[A block of data]

%%

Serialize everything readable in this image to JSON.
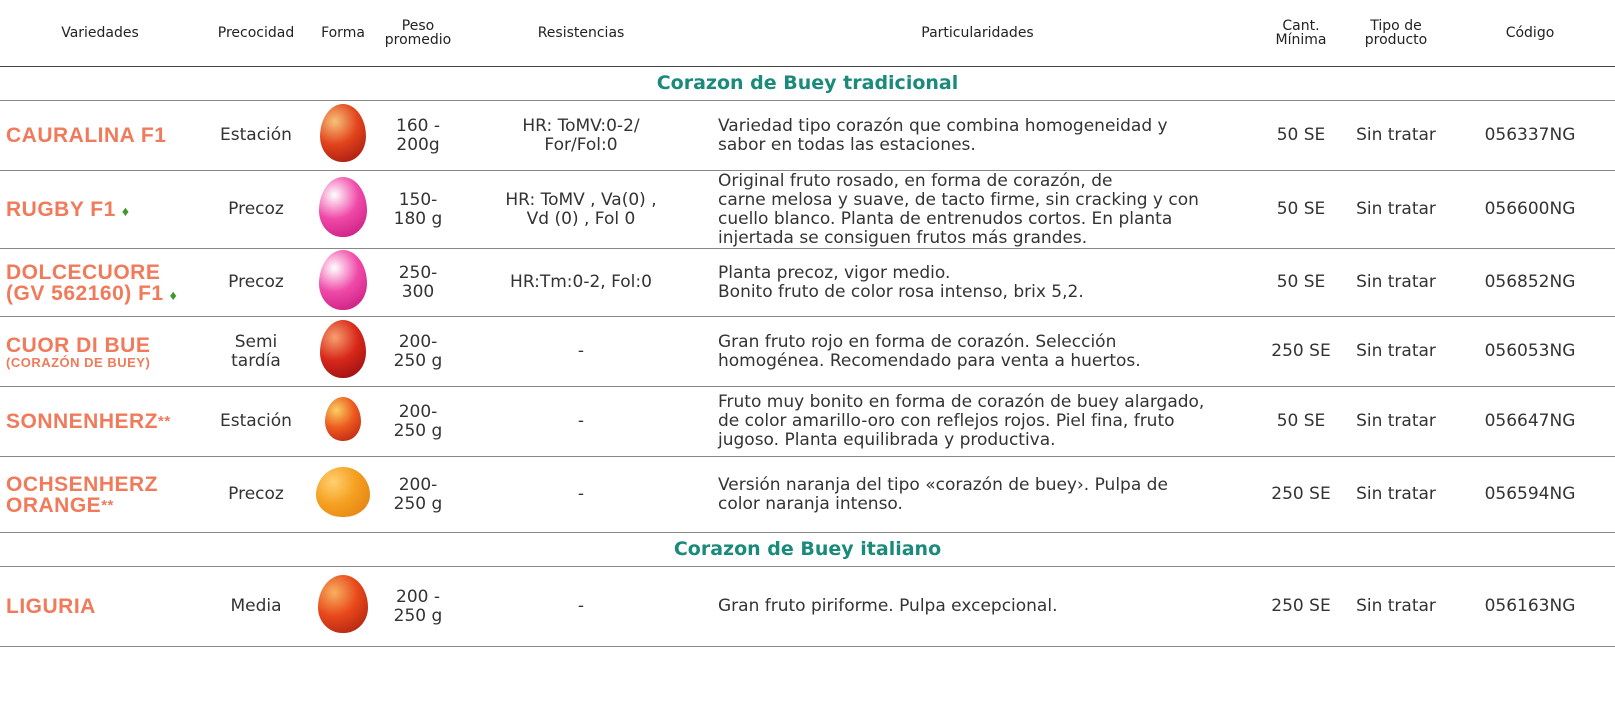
{
  "header": {
    "columns": [
      "Variedades",
      "Precocidad",
      "Forma",
      "Peso\npromedio",
      "Resistencias",
      "Particularidades",
      "Cant.\nMínima",
      "Tipo de\nproducto",
      "Código"
    ]
  },
  "sections": [
    {
      "title": "Corazon de Buey tradicional",
      "rows": [
        {
          "variety": "CAURALINA F1",
          "precocidad": "Estación",
          "peso": "160 -\n200g",
          "resistencias": "HR: ToMV:0-2/\nFor/Fol:0",
          "particularidades": "Variedad tipo corazón que combina homogeneidad y\nsabor en todas las estaciones.",
          "cantidad": "50 SE",
          "tipo": "Sin tratar",
          "codigo": "056337NG"
        },
        {
          "variety": "RUGBY F1",
          "precocidad": "Precoz",
          "peso": "150-\n180 g",
          "resistencias": "HR: ToMV , Va(0) ,\nVd (0) , Fol 0",
          "particularidades": "Original fruto rosado, en forma de corazón, de\ncarne melosa y suave, de tacto firme, sin cracking y con\ncuello blanco. Planta de entrenudos cortos. En planta\ninjertada se consiguen frutos más grandes.",
          "cantidad": "50 SE",
          "tipo": "Sin tratar",
          "codigo": "056600NG"
        },
        {
          "variety": "DOLCECUORE\n(GV 562160) F1",
          "precocidad": "Precoz",
          "peso": "250-\n300",
          "resistencias": "HR:Tm:0-2, Fol:0",
          "particularidades": "Planta precoz, vigor medio.\nBonito fruto de color rosa intenso, brix 5,2.",
          "cantidad": "50 SE",
          "tipo": "Sin tratar",
          "codigo": "056852NG"
        },
        {
          "variety": "CUOR DI BUE",
          "variety_sub": "(CORAZÓN DE BUEY)",
          "precocidad": "Semi\ntardía",
          "peso": "200-\n250 g",
          "resistencias": "-",
          "particularidades": "Gran fruto rojo en forma de corazón. Selección\nhomogénea. Recomendado para venta a huertos.",
          "cantidad": "250 SE",
          "tipo": "Sin tratar",
          "codigo": "056053NG"
        },
        {
          "variety": "SONNENHERZ",
          "variety_note": "**",
          "precocidad": "Estación",
          "peso": "200-\n250 g",
          "resistencias": "-",
          "particularidades": "Fruto muy bonito en forma de corazón de buey alargado,\nde color amarillo-oro con reflejos rojos. Piel fina, fruto\njugoso. Planta equilibrada y productiva.",
          "cantidad": "50 SE",
          "tipo": "Sin tratar",
          "codigo": "056647NG"
        },
        {
          "variety": "OCHSENHERZ\nORANGE",
          "variety_note": "**",
          "precocidad": "Precoz",
          "peso": "200-\n250 g",
          "resistencias": "-",
          "particularidades": "Versión naranja del tipo «corazón de buey›. Pulpa de\ncolor naranja intenso.",
          "cantidad": "250 SE",
          "tipo": "Sin tratar",
          "codigo": "056594NG"
        }
      ]
    },
    {
      "title": "Corazon de Buey italiano",
      "rows": [
        {
          "variety": "LIGURIA",
          "precocidad": "Media",
          "peso": "200 -\n250 g",
          "resistencias": "-",
          "particularidades": "Gran fruto piriforme. Pulpa excepcional.",
          "cantidad": "250 SE",
          "tipo": "Sin tratar",
          "codigo": "056163NG"
        }
      ]
    }
  ]
}
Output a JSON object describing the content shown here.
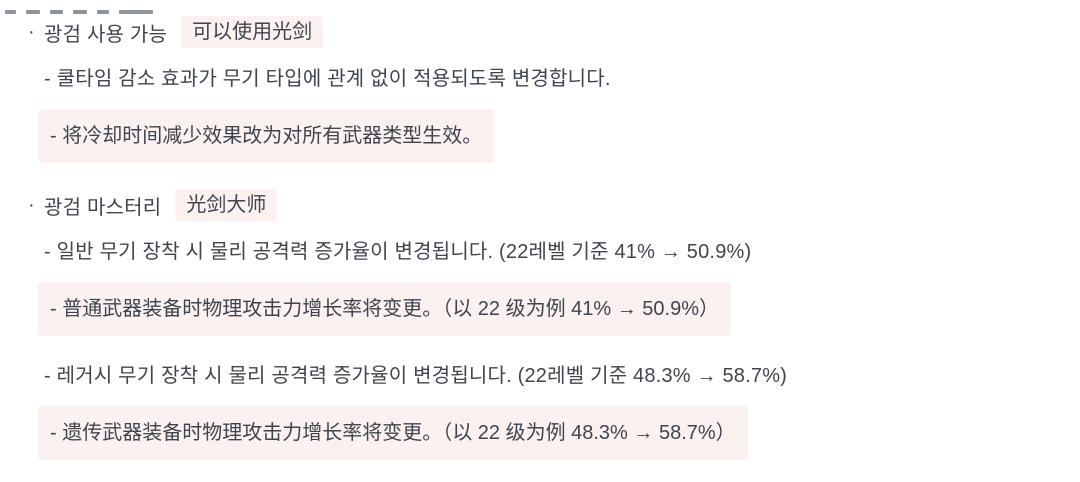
{
  "page": {
    "background_color": "#ffffff",
    "text_color": "#40444e",
    "highlight_color": "#faf1f0"
  },
  "bullet": "·",
  "sections": [
    {
      "heading_ko": "광검 사용 가능",
      "heading_zh": "可以使用光剑",
      "items": [
        {
          "type": "korean-line",
          "text": "- 쿨타임 감소 효과가 무기 타입에 관계 없이 적용되도록 변경합니다."
        },
        {
          "type": "chinese-block",
          "text": "- 将冷却时间减少效果改为对所有武器类型生效。"
        }
      ]
    },
    {
      "heading_ko": "광검 마스터리",
      "heading_zh": "光剑大师",
      "items": [
        {
          "type": "korean-line",
          "text": "- 일반 무기 장착 시 물리 공격력 증가율이 변경됩니다. (22레벨 기준 41% → 50.9%)"
        },
        {
          "type": "chinese-block",
          "text": "- 普通武器装备时物理攻击力增长率将变更。（以 22 级为例 41% → 50.9%）"
        },
        {
          "type": "korean-line",
          "text": "- 레거시 무기 장착 시 물리 공격력 증가율이 변경됩니다. (22레벨 기준 48.3% → 58.7%)"
        },
        {
          "type": "chinese-block",
          "text": "- 遗传武器装备时物理攻击力增长率将变更。（以 22 级为例 48.3% → 58.7%）"
        }
      ]
    }
  ]
}
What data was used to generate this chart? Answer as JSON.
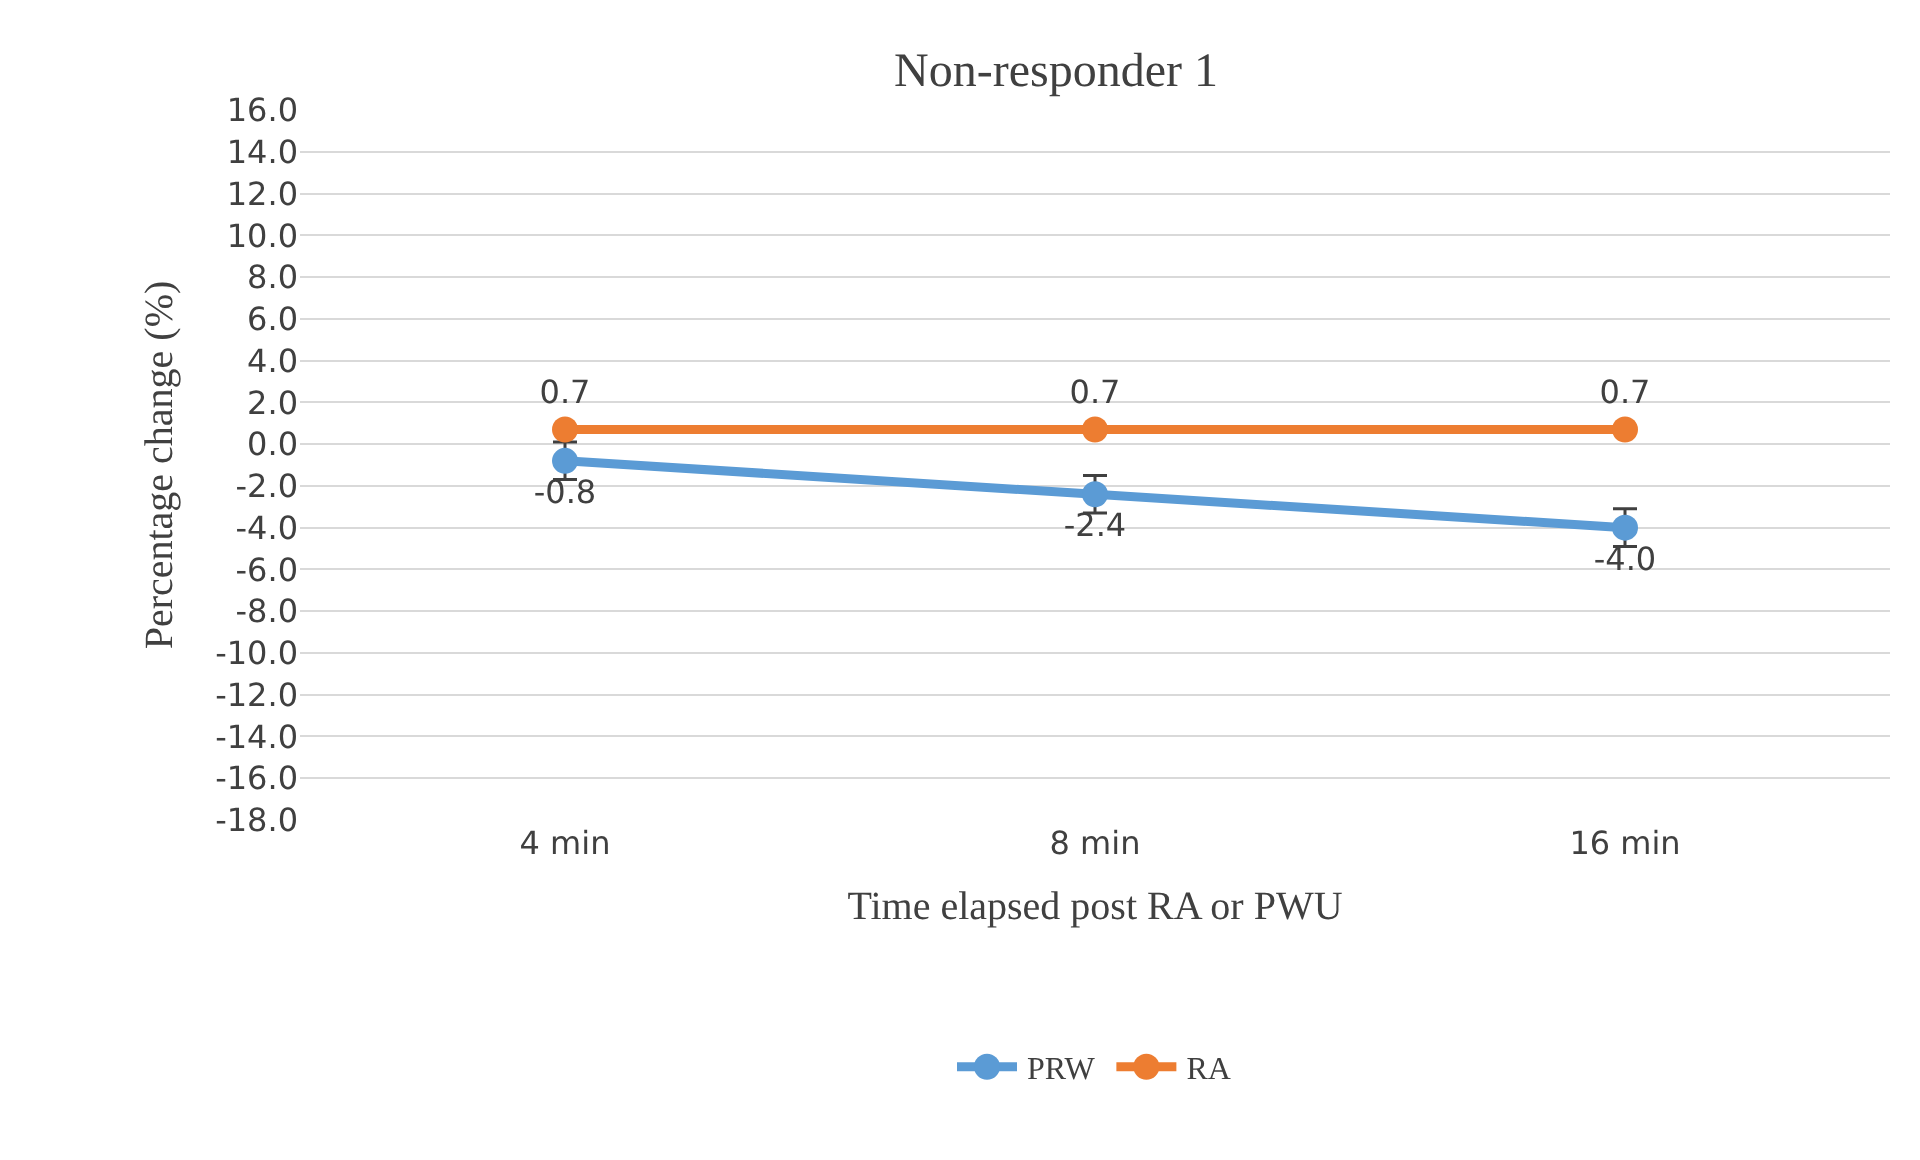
{
  "chart_data": {
    "type": "line",
    "title": "Non-responder 1",
    "xlabel": "Time elapsed post RA or PWU",
    "ylabel": "Percentage change (%)",
    "categories": [
      "4 min",
      "8 min",
      "16 min"
    ],
    "series": [
      {
        "name": "PRW",
        "color": "#5b9bd5",
        "values": [
          -0.8,
          -2.4,
          -4.0
        ],
        "errors": [
          0.9,
          0.9,
          0.9
        ],
        "value_labels": [
          "-0.8",
          "-2.4",
          "-4.0"
        ]
      },
      {
        "name": "RA",
        "color": "#ed7d31",
        "values": [
          0.7,
          0.7,
          0.7
        ],
        "value_labels": [
          "0.7",
          "0.7",
          "0.7"
        ]
      }
    ],
    "ylim": [
      -18,
      16
    ],
    "yticks": [
      {
        "value": 16,
        "label": "16.0"
      },
      {
        "value": 14,
        "label": "14.0"
      },
      {
        "value": 12,
        "label": "12.0"
      },
      {
        "value": 10,
        "label": "10.0"
      },
      {
        "value": 8,
        "label": "8.0"
      },
      {
        "value": 6,
        "label": "6.0"
      },
      {
        "value": 4,
        "label": "4.0"
      },
      {
        "value": 2,
        "label": "2.0"
      },
      {
        "value": 0,
        "label": "0.0"
      },
      {
        "value": -2,
        "label": "-2.0"
      },
      {
        "value": -4,
        "label": "-4.0"
      },
      {
        "value": -6,
        "label": "-6.0"
      },
      {
        "value": -8,
        "label": "-8.0"
      },
      {
        "value": -10,
        "label": "-10.0"
      },
      {
        "value": -12,
        "label": "-12.0"
      },
      {
        "value": -14,
        "label": "-14.0"
      },
      {
        "value": -16,
        "label": "-16.0"
      },
      {
        "value": -18,
        "label": "-18.0"
      }
    ],
    "grid": "y",
    "legend": "bottom",
    "marker": "circle",
    "line_style": "solid"
  }
}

%%

▶ **Description of the task**:
Make an exact copy of the whole listing, but don't bring over any pictures.

▶ **Output for this exercise**:
Serialize everything readable in this image to JSON.
{
  "header": {
    "columns": [
      "Variedades",
      "Precocidad",
      "Forma",
      "Peso\npromedio",
      "Resistencias",
      "Particularidades",
      "Cant.\nMínima",
      "Tipo de\nproducto",
      "Código"
    ]
  },
  "sections": [
    {
      "title": "Corazon de Buey tradicional",
      "rows": [
        {
          "variety": "CAURALINA F1",
          "precocidad": "Estación",
          "peso": "160 -\n200g",
          "resistencias": "HR: ToMV:0-2/\nFor/Fol:0",
          "particularidades": "Variedad tipo corazón que combina homogeneidad y\nsabor en todas las estaciones.",
          "cantidad": "50 SE",
          "tipo": "Sin tratar",
          "codigo": "056337NG"
        },
        {
          "variety": "RUGBY F1",
          "precocidad": "Precoz",
          "peso": "150-\n180 g",
          "resistencias": "HR: ToMV , Va(0) ,\nVd (0) , Fol 0",
          "particularidades": "Original fruto rosado, en forma de corazón, de\ncarne melosa y suave, de tacto firme, sin cracking y con\ncuello blanco. Planta de entrenudos cortos. En planta\ninjertada se consiguen frutos más grandes.",
          "cantidad": "50 SE",
          "tipo": "Sin tratar",
          "codigo": "056600NG"
        },
        {
          "variety": "DOLCECUORE\n(GV 562160) F1",
          "precocidad": "Precoz",
          "peso": "250-\n300",
          "resistencias": "HR:Tm:0-2, Fol:0",
          "particularidades": "Planta precoz, vigor medio.\nBonito fruto de color rosa intenso, brix 5,2.",
          "cantidad": "50 SE",
          "tipo": "Sin tratar",
          "codigo": "056852NG"
        },
        {
          "variety": "CUOR DI BUE",
          "variety_sub": "(CORAZÓN DE BUEY)",
          "precocidad": "Semi\ntardía",
          "peso": "200-\n250 g",
          "resistencias": "-",
          "particularidades": "Gran fruto rojo en forma de corazón. Selección\nhomogénea. Recomendado para venta a huertos.",
          "cantidad": "250 SE",
          "tipo": "Sin tratar",
          "codigo": "056053NG"
        },
        {
          "variety": "SONNENHERZ",
          "variety_note": "**",
          "precocidad": "Estación",
          "peso": "200-\n250 g",
          "resistencias": "-",
          "particularidades": "Fruto muy bonito en forma de corazón de buey alargado,\nde color amarillo-oro con reflejos rojos. Piel fina, fruto\njugoso. Planta equilibrada y productiva.",
          "cantidad": "50 SE",
          "tipo": "Sin tratar",
          "codigo": "056647NG"
        },
        {
          "variety": "OCHSENHERZ\nORANGE",
          "variety_note": "**",
          "precocidad": "Precoz",
          "peso": "200-\n250 g",
          "resistencias": "-",
          "particularidades": "Versión naranja del tipo «corazón de buey›. Pulpa de\ncolor naranja intenso.",
          "cantidad": "250 SE",
          "tipo": "Sin tratar",
          "codigo": "056594NG"
        }
      ]
    },
    {
      "title": "Corazon de Buey italiano",
      "rows": [
        {
          "variety": "LIGURIA",
          "precocidad": "Media",
          "peso": "200 -\n250 g",
          "resistencias": "-",
          "particularidades": "Gran fruto piriforme. Pulpa excepcional.",
          "cantidad": "250 SE",
          "tipo": "Sin tratar",
          "codigo": "056163NG"
        }
      ]
    }
  ]
}
Output a JSON object describing the content shown here.
{
  "page": {
    "background_color": "#ffffff",
    "text_color": "#40444e",
    "highlight_color": "#faf1f0"
  },
  "bullet": "·",
  "sections": [
    {
      "heading_ko": "광검 사용 가능",
      "heading_zh": "可以使用光剑",
      "items": [
        {
          "type": "korean-line",
          "text": "- 쿨타임 감소 효과가 무기 타입에 관계 없이 적용되도록 변경합니다."
        },
        {
          "type": "chinese-block",
          "text": "- 将冷却时间减少效果改为对所有武器类型生效。"
        }
      ]
    },
    {
      "heading_ko": "광검 마스터리",
      "heading_zh": "光剑大师",
      "items": [
        {
          "type": "korean-line",
          "text": "- 일반 무기 장착 시 물리 공격력 증가율이 변경됩니다. (22레벨 기준 41% → 50.9%)"
        },
        {
          "type": "chinese-block",
          "text": "- 普通武器装备时物理攻击力增长率将变更。（以 22 级为例 41% → 50.9%）"
        },
        {
          "type": "korean-line",
          "text": "- 레거시 무기 장착 시 물리 공격력 증가율이 변경됩니다. (22레벨 기준 48.3% → 58.7%)"
        },
        {
          "type": "chinese-block",
          "text": "- 遗传武器装备时物理攻击力增长率将变更。（以 22 级为例 48.3% → 58.7%）"
        }
      ]
    }
  ]
}
What data was used to generate this chart? Answer as JSON.
{
  "chart_data": {
    "type": "line",
    "title": "Non-responder 1",
    "xlabel": "Time elapsed post RA or PWU",
    "ylabel": "Percentage change (%)",
    "categories": [
      "4 min",
      "8 min",
      "16 min"
    ],
    "series": [
      {
        "name": "PRW",
        "color": "#5b9bd5",
        "values": [
          -0.8,
          -2.4,
          -4.0
        ],
        "errors": [
          0.9,
          0.9,
          0.9
        ],
        "value_labels": [
          "-0.8",
          "-2.4",
          "-4.0"
        ]
      },
      {
        "name": "RA",
        "color": "#ed7d31",
        "values": [
          0.7,
          0.7,
          0.7
        ],
        "value_labels": [
          "0.7",
          "0.7",
          "0.7"
        ]
      }
    ],
    "ylim": [
      -18,
      16
    ],
    "yticks": [
      {
        "value": 16,
        "label": "16.0"
      },
      {
        "value": 14,
        "label": "14.0"
      },
      {
        "value": 12,
        "label": "12.0"
      },
      {
        "value": 10,
        "label": "10.0"
      },
      {
        "value": 8,
        "label": "8.0"
      },
      {
        "value": 6,
        "label": "6.0"
      },
      {
        "value": 4,
        "label": "4.0"
      },
      {
        "value": 2,
        "label": "2.0"
      },
      {
        "value": 0,
        "label": "0.0"
      },
      {
        "value": -2,
        "label": "-2.0"
      },
      {
        "value": -4,
        "label": "-4.0"
      },
      {
        "value": -6,
        "label": "-6.0"
      },
      {
        "value": -8,
        "label": "-8.0"
      },
      {
        "value": -10,
        "label": "-10.0"
      },
      {
        "value": -12,
        "label": "-12.0"
      },
      {
        "value": -14,
        "label": "-14.0"
      },
      {
        "value": -16,
        "label": "-16.0"
      },
      {
        "value": -18,
        "label": "-18.0"
      }
    ],
    "grid": "y",
    "legend": "bottom",
    "marker": "circle",
    "line_style": "solid"
  }
}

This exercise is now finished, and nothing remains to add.